# Provided records
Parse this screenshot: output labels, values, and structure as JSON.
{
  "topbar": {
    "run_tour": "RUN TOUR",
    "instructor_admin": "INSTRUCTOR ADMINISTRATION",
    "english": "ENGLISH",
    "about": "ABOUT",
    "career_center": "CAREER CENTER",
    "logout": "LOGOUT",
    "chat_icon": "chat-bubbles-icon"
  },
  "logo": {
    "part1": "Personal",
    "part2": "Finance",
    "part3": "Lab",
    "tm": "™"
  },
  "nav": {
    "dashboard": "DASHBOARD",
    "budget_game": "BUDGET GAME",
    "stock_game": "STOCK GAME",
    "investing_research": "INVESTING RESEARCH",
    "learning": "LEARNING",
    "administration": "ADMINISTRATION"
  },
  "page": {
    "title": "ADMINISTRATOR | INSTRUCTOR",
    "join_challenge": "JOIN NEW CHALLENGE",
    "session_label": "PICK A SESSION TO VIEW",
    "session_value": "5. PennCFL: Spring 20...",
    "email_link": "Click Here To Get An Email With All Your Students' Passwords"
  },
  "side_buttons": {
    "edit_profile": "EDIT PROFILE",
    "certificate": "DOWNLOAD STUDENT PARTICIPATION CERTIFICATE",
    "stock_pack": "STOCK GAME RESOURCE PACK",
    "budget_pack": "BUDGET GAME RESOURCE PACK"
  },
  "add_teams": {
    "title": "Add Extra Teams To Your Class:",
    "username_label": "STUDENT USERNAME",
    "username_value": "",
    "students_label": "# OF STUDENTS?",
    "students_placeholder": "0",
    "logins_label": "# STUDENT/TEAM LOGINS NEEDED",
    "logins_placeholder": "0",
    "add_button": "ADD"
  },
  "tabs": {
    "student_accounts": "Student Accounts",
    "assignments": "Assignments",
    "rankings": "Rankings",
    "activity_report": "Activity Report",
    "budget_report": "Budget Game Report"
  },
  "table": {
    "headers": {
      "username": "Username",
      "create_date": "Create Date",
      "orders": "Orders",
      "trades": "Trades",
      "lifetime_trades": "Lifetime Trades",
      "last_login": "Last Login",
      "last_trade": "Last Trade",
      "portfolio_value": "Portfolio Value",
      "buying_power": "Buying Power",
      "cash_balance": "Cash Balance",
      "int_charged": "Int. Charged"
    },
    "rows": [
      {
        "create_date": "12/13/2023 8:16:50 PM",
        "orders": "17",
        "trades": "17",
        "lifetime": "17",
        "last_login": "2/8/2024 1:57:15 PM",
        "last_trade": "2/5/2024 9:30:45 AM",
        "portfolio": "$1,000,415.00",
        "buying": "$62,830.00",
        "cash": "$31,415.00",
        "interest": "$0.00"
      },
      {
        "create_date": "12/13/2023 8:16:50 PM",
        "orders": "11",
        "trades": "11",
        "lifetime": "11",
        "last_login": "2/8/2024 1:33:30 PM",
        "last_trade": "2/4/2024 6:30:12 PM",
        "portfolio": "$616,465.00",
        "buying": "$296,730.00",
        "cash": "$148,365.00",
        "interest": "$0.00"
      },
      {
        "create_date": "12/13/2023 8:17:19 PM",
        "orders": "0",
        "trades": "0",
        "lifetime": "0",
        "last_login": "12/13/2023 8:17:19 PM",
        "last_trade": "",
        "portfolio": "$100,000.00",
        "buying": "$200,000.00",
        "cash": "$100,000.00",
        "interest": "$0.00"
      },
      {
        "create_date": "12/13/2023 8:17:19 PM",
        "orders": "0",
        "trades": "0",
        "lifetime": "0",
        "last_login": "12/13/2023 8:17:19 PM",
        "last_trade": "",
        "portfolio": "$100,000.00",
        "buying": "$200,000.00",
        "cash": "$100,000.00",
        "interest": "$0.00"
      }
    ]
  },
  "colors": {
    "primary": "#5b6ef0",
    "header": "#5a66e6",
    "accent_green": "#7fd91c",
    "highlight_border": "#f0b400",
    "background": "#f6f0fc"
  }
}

# Prompt
Write out the listing once more, matching it exactly.

# Solved problem
Parse this screenshot: output labels, values, and structure as JSON.
{
  "topbar": {
    "run_tour": "RUN TOUR",
    "instructor_admin": "INSTRUCTOR ADMINISTRATION",
    "english": "ENGLISH",
    "about": "ABOUT",
    "career_center": "CAREER CENTER",
    "logout": "LOGOUT",
    "chat_icon": "chat-bubbles-icon"
  },
  "logo": {
    "part1": "Personal",
    "part2": "Finance",
    "part3": "Lab",
    "tm": "™"
  },
  "nav": {
    "dashboard": "DASHBOARD",
    "budget_game": "BUDGET GAME",
    "stock_game": "STOCK GAME",
    "investing_research": "INVESTING RESEARCH",
    "learning": "LEARNING",
    "administration": "ADMINISTRATION"
  },
  "page": {
    "title": "ADMINISTRATOR | INSTRUCTOR",
    "join_challenge": "JOIN NEW CHALLENGE",
    "session_label": "PICK A SESSION TO VIEW",
    "session_value": "5. PennCFL: Spring 20...",
    "email_link": "Click Here To Get An Email With All Your Students' Passwords"
  },
  "side_buttons": {
    "edit_profile": "EDIT PROFILE",
    "certificate": "DOWNLOAD STUDENT PARTICIPATION CERTIFICATE",
    "stock_pack": "STOCK GAME RESOURCE PACK",
    "budget_pack": "BUDGET GAME RESOURCE PACK"
  },
  "add_teams": {
    "title": "Add Extra Teams To Your Class:",
    "username_label": "STUDENT USERNAME",
    "username_value": "",
    "students_label": "# OF STUDENTS?",
    "students_placeholder": "0",
    "logins_label": "# STUDENT/TEAM LOGINS NEEDED",
    "logins_placeholder": "0",
    "add_button": "ADD"
  },
  "tabs": {
    "student_accounts": "Student Accounts",
    "assignments": "Assignments",
    "rankings": "Rankings",
    "activity_report": "Activity Report",
    "budget_report": "Budget Game Report"
  },
  "table": {
    "headers": {
      "username": "Username",
      "create_date": "Create Date",
      "orders": "Orders",
      "trades": "Trades",
      "lifetime_trades": "Lifetime Trades",
      "last_login": "Last Login",
      "last_trade": "Last Trade",
      "portfolio_value": "Portfolio Value",
      "buying_power": "Buying Power",
      "cash_balance": "Cash Balance",
      "int_charged": "Int. Charged"
    },
    "rows": [
      {
        "create_date": "12/13/2023 8:16:50 PM",
        "orders": "17",
        "trades": "17",
        "lifetime": "17",
        "last_login": "2/8/2024 1:57:15 PM",
        "last_trade": "2/5/2024 9:30:45 AM",
        "portfolio": "$1,000,415.00",
        "buying": "$62,830.00",
        "cash": "$31,415.00",
        "interest": "$0.00"
      },
      {
        "create_date": "12/13/2023 8:16:50 PM",
        "orders": "11",
        "trades": "11",
        "lifetime": "11",
        "last_login": "2/8/2024 1:33:30 PM",
        "last_trade": "2/4/2024 6:30:12 PM",
        "portfolio": "$616,465.00",
        "buying": "$296,730.00",
        "cash": "$148,365.00",
        "interest": "$0.00"
      },
      {
        "create_date": "12/13/2023 8:17:19 PM",
        "orders": "0",
        "trades": "0",
        "lifetime": "0",
        "last_login": "12/13/2023 8:17:19 PM",
        "last_trade": "",
        "portfolio": "$100,000.00",
        "buying": "$200,000.00",
        "cash": "$100,000.00",
        "interest": "$0.00"
      },
      {
        "create_date": "12/13/2023 8:17:19 PM",
        "orders": "0",
        "trades": "0",
        "lifetime": "0",
        "last_login": "12/13/2023 8:17:19 PM",
        "last_trade": "",
        "portfolio": "$100,000.00",
        "buying": "$200,000.00",
        "cash": "$100,000.00",
        "interest": "$0.00"
      }
    ]
  },
  "colors": {
    "primary": "#5b6ef0",
    "header": "#5a66e6",
    "accent_green": "#7fd91c",
    "highlight_border": "#f0b400",
    "background": "#f6f0fc"
  }
}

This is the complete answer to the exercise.